## Task description:
Your task is to print the material below exactly as presented.

(Dataset records)
========

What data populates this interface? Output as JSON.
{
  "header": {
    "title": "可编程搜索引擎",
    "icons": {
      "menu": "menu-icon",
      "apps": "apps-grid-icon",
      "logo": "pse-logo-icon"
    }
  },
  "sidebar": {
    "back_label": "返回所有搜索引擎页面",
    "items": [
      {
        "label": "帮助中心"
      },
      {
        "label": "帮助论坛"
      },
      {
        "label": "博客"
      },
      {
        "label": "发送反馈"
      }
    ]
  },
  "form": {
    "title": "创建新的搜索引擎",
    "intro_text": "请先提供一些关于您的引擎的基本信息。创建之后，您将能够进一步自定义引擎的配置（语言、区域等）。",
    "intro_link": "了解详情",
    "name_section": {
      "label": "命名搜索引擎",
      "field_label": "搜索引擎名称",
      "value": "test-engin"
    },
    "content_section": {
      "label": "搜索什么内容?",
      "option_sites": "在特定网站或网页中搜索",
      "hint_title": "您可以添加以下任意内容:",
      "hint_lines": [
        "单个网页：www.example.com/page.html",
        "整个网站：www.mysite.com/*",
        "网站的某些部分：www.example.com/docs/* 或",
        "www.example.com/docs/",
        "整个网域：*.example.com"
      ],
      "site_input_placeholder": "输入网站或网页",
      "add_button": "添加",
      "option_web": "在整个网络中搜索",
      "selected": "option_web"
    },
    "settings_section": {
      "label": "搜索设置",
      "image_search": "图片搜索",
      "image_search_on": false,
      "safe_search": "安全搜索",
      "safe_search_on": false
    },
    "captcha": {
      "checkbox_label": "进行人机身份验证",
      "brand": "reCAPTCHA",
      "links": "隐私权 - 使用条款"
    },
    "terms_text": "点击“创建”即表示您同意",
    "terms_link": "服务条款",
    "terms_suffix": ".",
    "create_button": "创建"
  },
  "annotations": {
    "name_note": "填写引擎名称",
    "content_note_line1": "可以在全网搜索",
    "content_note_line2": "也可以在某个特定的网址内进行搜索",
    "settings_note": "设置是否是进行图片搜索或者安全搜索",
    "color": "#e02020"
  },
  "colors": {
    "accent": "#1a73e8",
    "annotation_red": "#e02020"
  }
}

========

## Correct output:
What data populates this interface? Output as JSON.
{
  "header": {
    "title": "可编程搜索引擎",
    "icons": {
      "menu": "menu-icon",
      "apps": "apps-grid-icon",
      "logo": "pse-logo-icon"
    }
  },
  "sidebar": {
    "back_label": "返回所有搜索引擎页面",
    "items": [
      {
        "label": "帮助中心"
      },
      {
        "label": "帮助论坛"
      },
      {
        "label": "博客"
      },
      {
        "label": "发送反馈"
      }
    ]
  },
  "form": {
    "title": "创建新的搜索引擎",
    "intro_text": "请先提供一些关于您的引擎的基本信息。创建之后，您将能够进一步自定义引擎的配置（语言、区域等）。",
    "intro_link": "了解详情",
    "name_section": {
      "label": "命名搜索引擎",
      "field_label": "搜索引擎名称",
      "value": "test-engin"
    },
    "content_section": {
      "label": "搜索什么内容?",
      "option_sites": "在特定网站或网页中搜索",
      "hint_title": "您可以添加以下任意内容:",
      "hint_lines": [
        "单个网页：www.example.com/page.html",
        "整个网站：www.mysite.com/*",
        "网站的某些部分：www.example.com/docs/* 或",
        "www.example.com/docs/",
        "整个网域：*.example.com"
      ],
      "site_input_placeholder": "输入网站或网页",
      "add_button": "添加",
      "option_web": "在整个网络中搜索",
      "selected": "option_web"
    },
    "settings_section": {
      "label": "搜索设置",
      "image_search": "图片搜索",
      "image_search_on": false,
      "safe_search": "安全搜索",
      "safe_search_on": false
    },
    "captcha": {
      "checkbox_label": "进行人机身份验证",
      "brand": "reCAPTCHA",
      "links": "隐私权 - 使用条款"
    },
    "terms_text": "点击“创建”即表示您同意",
    "terms_link": "服务条款",
    "terms_suffix": ".",
    "create_button": "创建"
  },
  "annotations": {
    "name_note": "填写引擎名称",
    "content_note_line1": "可以在全网搜索",
    "content_note_line2": "也可以在某个特定的网址内进行搜索",
    "settings_note": "设置是否是进行图片搜索或者安全搜索",
    "color": "#e02020"
  },
  "colors": {
    "accent": "#1a73e8",
    "annotation_red": "#e02020"
  }
}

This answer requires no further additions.